◆ **What to work on**
Images in the entries are to be skipped, and everything else is to be written out exactly.

◆ **Dataset content**
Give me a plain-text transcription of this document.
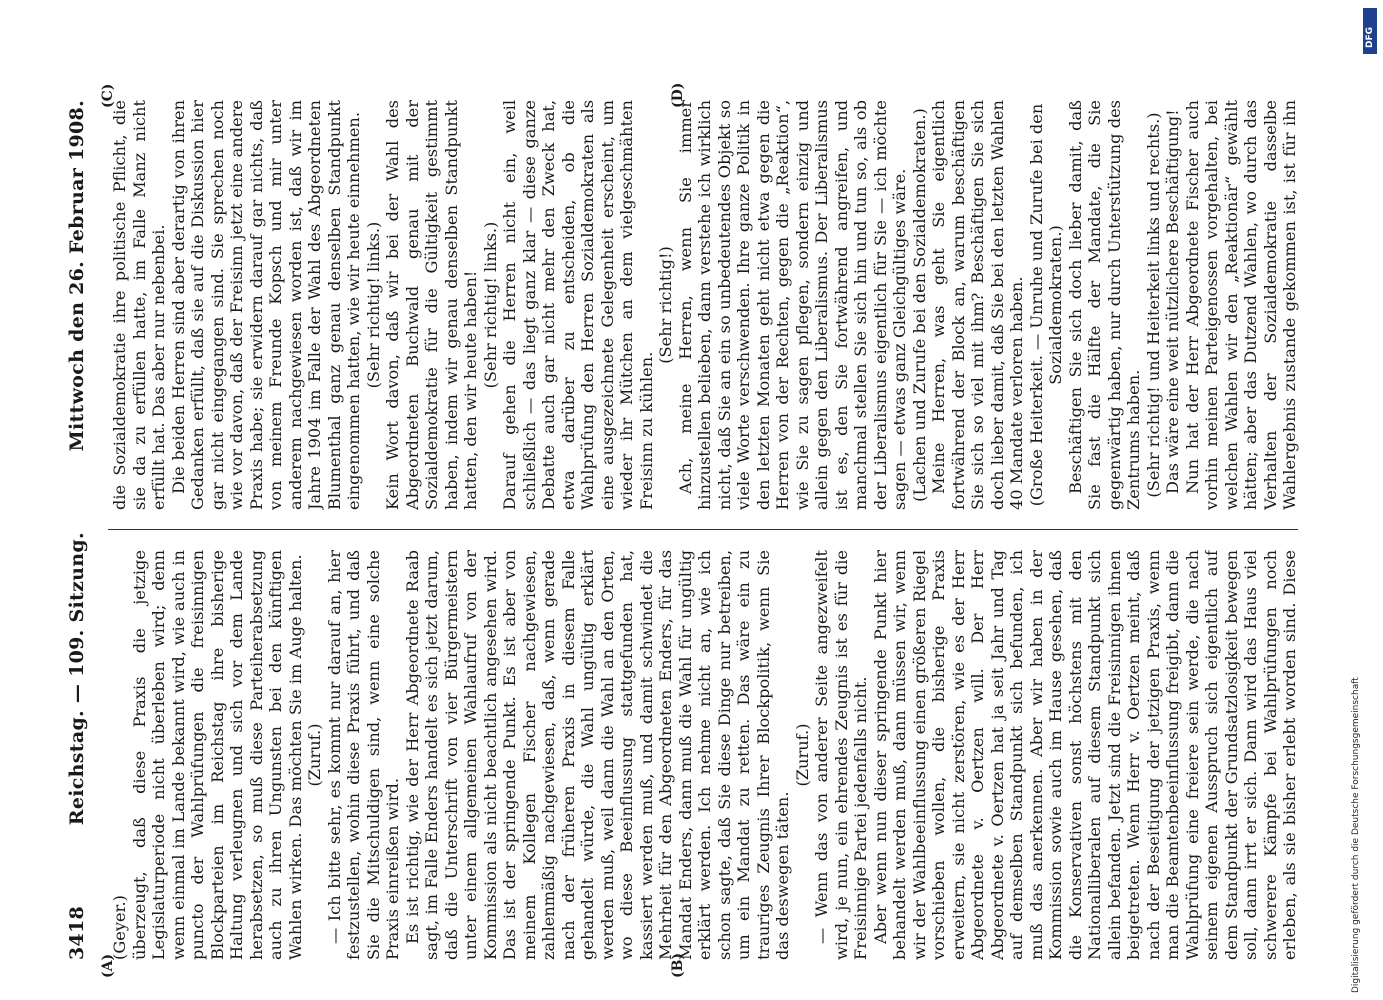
3418
Reichstag. — 109. Sitzung.
Mittwoch den 26. Februar 1908.

(Geyer.) überzeugt, daß diese Praxis die jetzige Legislaturperiode nicht überleben wird; denn wenn einmal im Lande bekannt wird, wie auch in puncto der Wahlprüfungen die freisinnigen Blockparteien im Reichstag ihre bisherige Haltung verleugnen und sich vor dem Lande herabsetzen, so muß diese Parteiherabsetzung auch zu ihren Ungunsten bei den künftigen Wahlen wirken. Das möchten Sie im Auge halten. (Zuruf.) — Ich bitte sehr, es kommt nur darauf an, hier festzustellen, wohin diese Praxis führt, und daß Sie die Mitschuldigen sind, wenn eine solche Praxis einreißen wird. Es ist richtig, wie der Herr Abgeordnete Raab sagt, im Falle Enders handelt es sich jetzt darum, daß die Unterschrift von vier Bürgermeistern unter einem allgemeinen Wahlaufruf von der Kommission als nicht beachtlich angesehen wird. Das ist der springende Punkt. Es ist aber von meinem Kollegen Fischer nachgewiesen, zahlenmäßig nachgewiesen, daß, wenn gerade nach der früheren Praxis in diesem Falle gehandelt würde, die Wahl ungültig erklärt werden muß, weil dann die Wahl an den Orten, wo diese Beeinflussung stattgefunden hat, kassiert werden muß, und damit schwindet die Mehrheit für den Abgeordneten Enders, für das Mandat Enders, dann muß die Wahl für ungültig erklärt werden. Ich nehme nicht an, wie ich schon sagte, daß Sie diese Dinge nur betreiben, um ein Mandat zu retten. Das wäre ein zu trauriges Zeugnis Ihrer Blockpolitik, wenn Sie das deswegen täten.

(Zuruf.) — Wenn das von anderer Seite angezweifelt wird, je nun, ein ehrendes Zeugnis ist es für die Freisinnige Partei jedenfalls nicht. Aber wenn nun dieser springende Punkt hier behandelt werden muß, dann müssen wir, wenn wir der Wahlbeeinflussung einen größeren Riegel vorschieben wollen, die bisherige Praxis erweitern, sie nicht zerstören, wie es der Herr Abgeordnete v. Oertzen will. Der Herr Abgeordnete v. Oertzen hat ja seit Jahr und Tag auf demselben Standpunkt sich befunden, ich muß das anerkennen. Aber wir haben in der Kommission sowie auch im Hause gesehen, daß die Konservativen sonst höchstens mit den Nationalliberalen auf diesem Standpunkt sich allein befanden. Jetzt sind die Freisinnigen ihnen beigetreten. Wenn Herr v. Oertzen meint, daß nach der Beseitigung der jetzigen Praxis, wenn man die Beamtenbeeinflussung freigibt, dann die Wahlprüfung eine freiere sein werde, die nach seinem eigenen Ausspruch sich eigentlich auf dem Standpunkt der Grundsatzlosigkeit bewegen soll, dann irrt er sich. Dann wird das Haus viel schwerere Kämpfe bei Wahlprüfungen noch erleben, als sie bisher erlebt worden sind. Diese

die Sozialdemokratie ihre politische Pflicht, die sie da zu erfüllen hatte, im Falle Manz nicht erfüllt hat. Das aber nur nebenbei. Die beiden Herren sind aber derartig von ihren Gedanken erfüllt, daß sie auf die Diskussion hier gar nicht eingegangen sind. Sie sprechen noch wie vor davon, daß der Freisinn jetzt eine andere Praxis habe; sie erwidern darauf gar nichts, daß von meinem Freunde Kopsch und mir unter anderem nachgewiesen worden ist, daß wir im Jahre 1904 im Falle der Wahl des Abgeordneten Blumenthal ganz genau denselben Standpunkt eingenommen hatten, wie wir heute einnehmen. (Sehr richtig! links.) Kein Wort davon, daß wir bei der Wahl des Abgeordneten Buchwald genau mit der Sozialdemokratie für die Gültigkeit gestimmt haben, indem wir genau denselben Standpunkt hatten, den wir heute haben! (Sehr richtig! links.) Darauf gehen die Herren nicht ein, weil schließlich — das liegt ganz klar — diese ganze Debatte auch gar nicht mehr den Zweck hat, etwa darüber zu entscheiden, ob die Wahlprüfung den Herren Sozialdemokraten als eine ausgezeichnete Gelegenheit erscheint, um wieder ihr Mütchen an dem vielgeschmähten Freisinn zu kühlen.

(Sehr richtig!) Ach, meine Herren, wenn Sie immer hinzustellen belieben, dann verstehe ich wirklich nicht, daß Sie an ein so unbedeutendes Objekt so viele Worte verschwenden. Ihre ganze Politik in den letzten Monaten geht nicht etwa gegen die Herren von der Rechten, gegen die „Reaktion“, wie Sie zu sagen pflegen, sondern einzig und allein gegen den Liberalismus. Der Liberalismus ist es, den Sie fortwährend angreifen, und manchmal stellen Sie sich hin und tun so, als ob der Liberalismus eigentlich für Sie — ich möchte sagen — etwas ganz Gleichgültiges wäre. (Lachen und Zurufe bei den Sozialdemokraten.) Meine Herren, was geht Sie eigentlich fortwährend der Block an, warum beschäftigen Sie sich so viel mit ihm? Beschäftigen Sie sich doch lieber damit, daß Sie bei den letzten Wahlen 40 Mandate verloren haben. (Große Heiterkeit. — Unruhe und Zurufe bei den Sozialdemokraten.) Beschäftigen Sie sich doch lieber damit, daß Sie fast die Hälfte der Mandate, die Sie gegenwärtig haben, nur durch Unterstützung des Zentrums haben. (Sehr richtig! und Heiterkeit links und rechts.) Das wäre eine weit nützlichere Beschäftigung! Nun hat der Herr Abgeordnete Fischer auch vorhin meinen Parteigenossen vorgehalten, bei welchen Wahlen wir den „Reaktionär“ gewählt hätten; aber das Dutzend Wahlen, wo durch das Verhalten der Sozialdemokratie dasselbe Wahlergebnis zustande gekommen ist, ist für ihn

(A)	(B)
(C)	(D)
Digitalisierung gefördert durch die Deutsche Forschungsgemeinschaft
DFG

◆ **Result**
Give me a plain-text transcription of this document.
3418
Reichstag. — 109. Sitzung.
Mittwoch den 26. Februar 1908.

(Geyer.) überzeugt, daß diese Praxis die jetzige Legislaturperiode nicht überleben wird; denn wenn einmal im Lande bekannt wird, wie auch in puncto der Wahlprüfungen die freisinnigen Blockparteien im Reichstag ihre bisherige Haltung verleugnen und sich vor dem Lande herabsetzen, so muß diese Parteiherabsetzung auch zu ihren Ungunsten bei den künftigen Wahlen wirken. Das möchten Sie im Auge halten. (Zuruf.) — Ich bitte sehr, es kommt nur darauf an, hier festzustellen, wohin diese Praxis führt, und daß Sie die Mitschuldigen sind, wenn eine solche Praxis einreißen wird. Es ist richtig, wie der Herr Abgeordnete Raab sagt, im Falle Enders handelt es sich jetzt darum, daß die Unterschrift von vier Bürgermeistern unter einem allgemeinen Wahlaufruf von der Kommission als nicht beachtlich angesehen wird. Das ist der springende Punkt. Es ist aber von meinem Kollegen Fischer nachgewiesen, zahlenmäßig nachgewiesen, daß, wenn gerade nach der früheren Praxis in diesem Falle gehandelt würde, die Wahl ungültig erklärt werden muß, weil dann die Wahl an den Orten, wo diese Beeinflussung stattgefunden hat, kassiert werden muß, und damit schwindet die Mehrheit für den Abgeordneten Enders, für das Mandat Enders, dann muß die Wahl für ungültig erklärt werden. Ich nehme nicht an, wie ich schon sagte, daß Sie diese Dinge nur betreiben, um ein Mandat zu retten. Das wäre ein zu trauriges Zeugnis Ihrer Blockpolitik, wenn Sie das deswegen täten.

(Zuruf.) — Wenn das von anderer Seite angezweifelt wird, je nun, ein ehrendes Zeugnis ist es für die Freisinnige Partei jedenfalls nicht. Aber wenn nun dieser springende Punkt hier behandelt werden muß, dann müssen wir, wenn wir der Wahlbeeinflussung einen größeren Riegel vorschieben wollen, die bisherige Praxis erweitern, sie nicht zerstören, wie es der Herr Abgeordnete v. Oertzen will. Der Herr Abgeordnete v. Oertzen hat ja seit Jahr und Tag auf demselben Standpunkt sich befunden, ich muß das anerkennen. Aber wir haben in der Kommission sowie auch im Hause gesehen, daß die Konservativen sonst höchstens mit den Nationalliberalen auf diesem Standpunkt sich allein befanden. Jetzt sind die Freisinnigen ihnen beigetreten. Wenn Herr v. Oertzen meint, daß nach der Beseitigung der jetzigen Praxis, wenn man die Beamtenbeeinflussung freigibt, dann die Wahlprüfung eine freiere sein werde, die nach seinem eigenen Ausspruch sich eigentlich auf dem Standpunkt der Grundsatzlosigkeit bewegen soll, dann irrt er sich. Dann wird das Haus viel schwerere Kämpfe bei Wahlprüfungen noch erleben, als sie bisher erlebt worden sind. Diese

die Sozialdemokratie ihre politische Pflicht, die sie da zu erfüllen hatte, im Falle Manz nicht erfüllt hat. Das aber nur nebenbei. Die beiden Herren sind aber derartig von ihren Gedanken erfüllt, daß sie auf die Diskussion hier gar nicht eingegangen sind. Sie sprechen noch wie vor davon, daß der Freisinn jetzt eine andere Praxis habe; sie erwidern darauf gar nichts, daß von meinem Freunde Kopsch und mir unter anderem nachgewiesen worden ist, daß wir im Jahre 1904 im Falle der Wahl des Abgeordneten Blumenthal ganz genau denselben Standpunkt eingenommen hatten, wie wir heute einnehmen. (Sehr richtig! links.) Kein Wort davon, daß wir bei der Wahl des Abgeordneten Buchwald genau mit der Sozialdemokratie für die Gültigkeit gestimmt haben, indem wir genau denselben Standpunkt hatten, den wir heute haben! (Sehr richtig! links.) Darauf gehen die Herren nicht ein, weil schließlich — das liegt ganz klar — diese ganze Debatte auch gar nicht mehr den Zweck hat, etwa darüber zu entscheiden, ob die Wahlprüfung den Herren Sozialdemokraten als eine ausgezeichnete Gelegenheit erscheint, um wieder ihr Mütchen an dem vielgeschmähten Freisinn zu kühlen.

(Sehr richtig!) Ach, meine Herren, wenn Sie immer hinzustellen belieben, dann verstehe ich wirklich nicht, daß Sie an ein so unbedeutendes Objekt so viele Worte verschwenden. Ihre ganze Politik in den letzten Monaten geht nicht etwa gegen die Herren von der Rechten, gegen die „Reaktion“, wie Sie zu sagen pflegen, sondern einzig und allein gegen den Liberalismus. Der Liberalismus ist es, den Sie fortwährend angreifen, und manchmal stellen Sie sich hin und tun so, als ob der Liberalismus eigentlich für Sie — ich möchte sagen — etwas ganz Gleichgültiges wäre. (Lachen und Zurufe bei den Sozialdemokraten.) Meine Herren, was geht Sie eigentlich fortwährend der Block an, warum beschäftigen Sie sich so viel mit ihm? Beschäftigen Sie sich doch lieber damit, daß Sie bei den letzten Wahlen 40 Mandate verloren haben. (Große Heiterkeit. — Unruhe und Zurufe bei den Sozialdemokraten.) Beschäftigen Sie sich doch lieber damit, daß Sie fast die Hälfte der Mandate, die Sie gegenwärtig haben, nur durch Unterstützung des Zentrums haben. (Sehr richtig! und Heiterkeit links und rechts.) Das wäre eine weit nützlichere Beschäftigung! Nun hat der Herr Abgeordnete Fischer auch vorhin meinen Parteigenossen vorgehalten, bei welchen Wahlen wir den „Reaktionär“ gewählt hätten; aber das Dutzend Wahlen, wo durch das Verhalten der Sozialdemokratie dasselbe Wahlergebnis zustande gekommen ist, ist für ihn

(A)	(B)
(C)	(D)
Digitalisierung gefördert durch die Deutsche Forschungsgemeinschaft
DFG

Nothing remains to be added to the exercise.